_Problem_
Reproduce the entire listing word for word.

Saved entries
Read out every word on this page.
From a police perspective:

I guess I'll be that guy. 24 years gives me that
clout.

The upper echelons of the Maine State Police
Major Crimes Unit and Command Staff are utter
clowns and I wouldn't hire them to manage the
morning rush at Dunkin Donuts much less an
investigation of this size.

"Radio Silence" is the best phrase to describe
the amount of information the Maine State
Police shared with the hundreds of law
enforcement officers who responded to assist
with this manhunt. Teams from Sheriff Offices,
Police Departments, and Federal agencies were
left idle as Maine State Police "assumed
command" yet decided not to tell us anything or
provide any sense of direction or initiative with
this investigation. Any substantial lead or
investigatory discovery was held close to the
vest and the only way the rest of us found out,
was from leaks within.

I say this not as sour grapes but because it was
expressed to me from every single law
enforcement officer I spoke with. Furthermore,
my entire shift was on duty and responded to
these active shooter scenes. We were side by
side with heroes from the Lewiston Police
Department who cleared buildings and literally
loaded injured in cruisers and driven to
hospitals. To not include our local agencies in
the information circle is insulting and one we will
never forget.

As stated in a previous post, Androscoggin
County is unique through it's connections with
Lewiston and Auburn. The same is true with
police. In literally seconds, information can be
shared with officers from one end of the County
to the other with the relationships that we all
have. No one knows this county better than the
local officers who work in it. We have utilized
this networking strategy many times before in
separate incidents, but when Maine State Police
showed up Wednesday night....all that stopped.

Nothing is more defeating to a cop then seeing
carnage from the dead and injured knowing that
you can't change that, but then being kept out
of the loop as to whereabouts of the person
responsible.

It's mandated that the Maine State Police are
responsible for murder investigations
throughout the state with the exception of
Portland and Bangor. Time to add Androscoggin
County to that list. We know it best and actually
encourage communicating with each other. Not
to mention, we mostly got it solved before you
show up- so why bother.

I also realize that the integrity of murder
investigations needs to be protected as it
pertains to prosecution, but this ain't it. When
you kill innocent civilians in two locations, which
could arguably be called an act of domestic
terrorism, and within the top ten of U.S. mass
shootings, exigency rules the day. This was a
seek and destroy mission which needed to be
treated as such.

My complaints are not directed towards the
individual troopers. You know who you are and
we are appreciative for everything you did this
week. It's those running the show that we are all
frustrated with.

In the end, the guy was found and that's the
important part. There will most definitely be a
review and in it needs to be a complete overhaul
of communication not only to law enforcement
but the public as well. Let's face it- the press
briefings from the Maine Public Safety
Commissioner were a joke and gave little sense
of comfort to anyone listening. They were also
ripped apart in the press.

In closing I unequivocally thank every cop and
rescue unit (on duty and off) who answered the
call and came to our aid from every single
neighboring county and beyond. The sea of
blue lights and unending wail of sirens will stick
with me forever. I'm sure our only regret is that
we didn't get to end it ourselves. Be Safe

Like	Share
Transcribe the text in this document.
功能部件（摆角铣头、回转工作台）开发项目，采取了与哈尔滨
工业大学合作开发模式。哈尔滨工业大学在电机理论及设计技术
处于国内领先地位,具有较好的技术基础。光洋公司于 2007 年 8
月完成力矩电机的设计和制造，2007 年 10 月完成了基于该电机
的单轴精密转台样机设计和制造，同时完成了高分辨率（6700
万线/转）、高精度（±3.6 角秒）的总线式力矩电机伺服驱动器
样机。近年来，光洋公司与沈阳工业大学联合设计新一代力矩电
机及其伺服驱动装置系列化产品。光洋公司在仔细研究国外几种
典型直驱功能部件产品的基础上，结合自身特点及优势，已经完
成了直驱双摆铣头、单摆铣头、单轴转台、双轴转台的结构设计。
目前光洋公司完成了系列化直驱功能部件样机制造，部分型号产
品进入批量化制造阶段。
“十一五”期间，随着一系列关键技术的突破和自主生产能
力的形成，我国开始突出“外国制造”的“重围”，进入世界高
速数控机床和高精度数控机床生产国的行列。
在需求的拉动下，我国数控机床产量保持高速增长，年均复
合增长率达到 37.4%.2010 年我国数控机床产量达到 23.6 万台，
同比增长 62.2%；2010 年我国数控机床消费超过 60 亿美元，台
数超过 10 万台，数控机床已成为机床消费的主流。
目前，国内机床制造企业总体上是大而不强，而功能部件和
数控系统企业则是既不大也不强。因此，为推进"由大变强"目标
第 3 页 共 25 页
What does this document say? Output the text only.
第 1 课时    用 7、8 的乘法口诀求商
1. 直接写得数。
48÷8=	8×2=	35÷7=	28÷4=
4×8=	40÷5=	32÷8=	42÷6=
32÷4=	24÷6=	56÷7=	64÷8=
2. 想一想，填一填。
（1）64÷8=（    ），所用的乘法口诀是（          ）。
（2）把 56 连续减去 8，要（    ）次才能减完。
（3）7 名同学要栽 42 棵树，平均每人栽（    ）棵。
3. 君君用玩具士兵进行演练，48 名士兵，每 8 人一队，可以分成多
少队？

_Expected answer_
Read out every word on this page.
From a police perspective:

I guess I'll be that guy. 24 years gives me that
clout.

The upper echelons of the Maine State Police
Major Crimes Unit and Command Staff are utter
clowns and I wouldn't hire them to manage the
morning rush at Dunkin Donuts much less an
investigation of this size.

"Radio Silence" is the best phrase to describe
the amount of information the Maine State
Police shared with the hundreds of law
enforcement officers who responded to assist
with this manhunt. Teams from Sheriff Offices,
Police Departments, and Federal agencies were
left idle as Maine State Police "assumed
command" yet decided not to tell us anything or
provide any sense of direction or initiative with
this investigation. Any substantial lead or
investigatory discovery was held close to the
vest and the only way the rest of us found out,
was from leaks within.

I say this not as sour grapes but because it was
expressed to me from every single law
enforcement officer I spoke with. Furthermore,
my entire shift was on duty and responded to
these active shooter scenes. We were side by
side with heroes from the Lewiston Police
Department who cleared buildings and literally
loaded injured in cruisers and driven to
hospitals. To not include our local agencies in
the information circle is insulting and one we will
never forget.

As stated in a previous post, Androscoggin
County is unique through it's connections with
Lewiston and Auburn. The same is true with
police. In literally seconds, information can be
shared with officers from one end of the County
to the other with the relationships that we all
have. No one knows this county better than the
local officers who work in it. We have utilized
this networking strategy many times before in
separate incidents, but when Maine State Police
showed up Wednesday night....all that stopped.

Nothing is more defeating to a cop then seeing
carnage from the dead and injured knowing that
you can't change that, but then being kept out
of the loop as to whereabouts of the person
responsible.

It's mandated that the Maine State Police are
responsible for murder investigations
throughout the state with the exception of
Portland and Bangor. Time to add Androscoggin
County to that list. We know it best and actually
encourage communicating with each other. Not
to mention, we mostly got it solved before you
show up- so why bother.

I also realize that the integrity of murder
investigations needs to be protected as it
pertains to prosecution, but this ain't it. When
you kill innocent civilians in two locations, which
could arguably be called an act of domestic
terrorism, and within the top ten of U.S. mass
shootings, exigency rules the day. This was a
seek and destroy mission which needed to be
treated as such.

My complaints are not directed towards the
individual troopers. You know who you are and
we are appreciative for everything you did this
week. It's those running the show that we are all
frustrated with.

In the end, the guy was found and that's the
important part. There will most definitely be a
review and in it needs to be a complete overhaul
of communication not only to law enforcement
but the public as well. Let's face it- the press
briefings from the Maine Public Safety
Commissioner were a joke and gave little sense
of comfort to anyone listening. They were also
ripped apart in the press.

In closing I unequivocally thank every cop and
rescue unit (on duty and off) who answered the
call and came to our aid from every single
neighboring county and beyond. The sea of
blue lights and unending wail of sirens will stick
with me forever. I'm sure our only regret is that
we didn't get to end it ourselves. Be Safe

Like	Share
Transcribe the text in this document.
功能部件（摆角铣头、回转工作台）开发项目，采取了与哈尔滨
工业大学合作开发模式。哈尔滨工业大学在电机理论及设计技术
处于国内领先地位,具有较好的技术基础。光洋公司于 2007 年 8
月完成力矩电机的设计和制造，2007 年 10 月完成了基于该电机
的单轴精密转台样机设计和制造，同时完成了高分辨率（6700
万线/转）、高精度（±3.6 角秒）的总线式力矩电机伺服驱动器
样机。近年来，光洋公司与沈阳工业大学联合设计新一代力矩电
机及其伺服驱动装置系列化产品。光洋公司在仔细研究国外几种
典型直驱功能部件产品的基础上，结合自身特点及优势，已经完
成了直驱双摆铣头、单摆铣头、单轴转台、双轴转台的结构设计。
目前光洋公司完成了系列化直驱功能部件样机制造，部分型号产
品进入批量化制造阶段。
“十一五”期间，随着一系列关键技术的突破和自主生产能
力的形成，我国开始突出“外国制造”的“重围”，进入世界高
速数控机床和高精度数控机床生产国的行列。
在需求的拉动下，我国数控机床产量保持高速增长，年均复
合增长率达到 37.4%.2010 年我国数控机床产量达到 23.6 万台，
同比增长 62.2%；2010 年我国数控机床消费超过 60 亿美元，台
数超过 10 万台，数控机床已成为机床消费的主流。
目前，国内机床制造企业总体上是大而不强，而功能部件和
数控系统企业则是既不大也不强。因此，为推进"由大变强"目标
第 3 页 共 25 页
What does this document say? Output the text only.
第 1 课时    用 7、8 的乘法口诀求商
1. 直接写得数。
48÷8=	8×2=	35÷7=	28÷4=
4×8=	40÷5=	32÷8=	42÷6=
32÷4=	24÷6=	56÷7=	64÷8=
2. 想一想，填一填。
（1）64÷8=（    ），所用的乘法口诀是（          ）。
（2）把 56 连续减去 8，要（    ）次才能减完。
（3）7 名同学要栽 42 棵树，平均每人栽（    ）棵。
3. 君君用玩具士兵进行演练，48 名士兵，每 8 人一队，可以分成多
少队？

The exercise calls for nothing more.